╭──

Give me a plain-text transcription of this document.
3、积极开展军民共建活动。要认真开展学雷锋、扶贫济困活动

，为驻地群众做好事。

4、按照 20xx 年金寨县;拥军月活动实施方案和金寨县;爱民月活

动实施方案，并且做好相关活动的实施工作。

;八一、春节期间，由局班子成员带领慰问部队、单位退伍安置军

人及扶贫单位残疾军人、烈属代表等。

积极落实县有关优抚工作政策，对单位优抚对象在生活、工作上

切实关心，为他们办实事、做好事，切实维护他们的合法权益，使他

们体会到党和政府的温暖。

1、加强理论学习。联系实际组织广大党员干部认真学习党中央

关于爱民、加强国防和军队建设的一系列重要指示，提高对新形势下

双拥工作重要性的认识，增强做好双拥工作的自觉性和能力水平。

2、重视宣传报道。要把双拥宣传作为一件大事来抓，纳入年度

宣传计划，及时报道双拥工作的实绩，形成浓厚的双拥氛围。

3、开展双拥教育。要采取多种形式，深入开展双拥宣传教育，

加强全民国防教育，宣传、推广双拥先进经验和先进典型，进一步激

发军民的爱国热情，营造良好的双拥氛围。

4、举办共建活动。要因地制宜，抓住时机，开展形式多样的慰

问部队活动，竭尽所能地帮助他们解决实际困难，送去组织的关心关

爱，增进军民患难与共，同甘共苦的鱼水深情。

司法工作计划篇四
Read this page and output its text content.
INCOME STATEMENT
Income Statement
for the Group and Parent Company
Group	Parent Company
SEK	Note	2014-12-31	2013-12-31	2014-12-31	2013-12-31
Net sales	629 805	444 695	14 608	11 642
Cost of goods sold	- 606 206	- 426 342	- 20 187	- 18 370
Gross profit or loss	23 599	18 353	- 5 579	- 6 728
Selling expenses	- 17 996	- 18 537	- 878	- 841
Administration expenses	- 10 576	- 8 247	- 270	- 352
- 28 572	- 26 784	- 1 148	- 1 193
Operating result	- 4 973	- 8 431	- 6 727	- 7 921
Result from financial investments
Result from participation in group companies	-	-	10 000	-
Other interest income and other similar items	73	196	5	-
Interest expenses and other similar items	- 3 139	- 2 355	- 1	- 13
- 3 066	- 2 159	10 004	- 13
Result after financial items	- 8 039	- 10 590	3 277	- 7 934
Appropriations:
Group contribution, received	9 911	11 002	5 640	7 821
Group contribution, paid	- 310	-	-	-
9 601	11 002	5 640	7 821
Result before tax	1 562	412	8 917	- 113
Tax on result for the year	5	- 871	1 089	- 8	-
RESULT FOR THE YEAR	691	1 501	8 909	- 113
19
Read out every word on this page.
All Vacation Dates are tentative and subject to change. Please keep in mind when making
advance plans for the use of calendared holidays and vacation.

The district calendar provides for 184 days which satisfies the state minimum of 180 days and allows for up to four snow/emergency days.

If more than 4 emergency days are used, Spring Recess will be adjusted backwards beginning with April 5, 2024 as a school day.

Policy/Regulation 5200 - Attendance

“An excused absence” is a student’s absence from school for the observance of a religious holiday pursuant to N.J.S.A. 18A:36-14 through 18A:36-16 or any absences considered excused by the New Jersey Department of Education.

╰──

**THE TASK:**
What is the number of lines containing "financial"? Give that number only.

**TASK ANSWER:**
2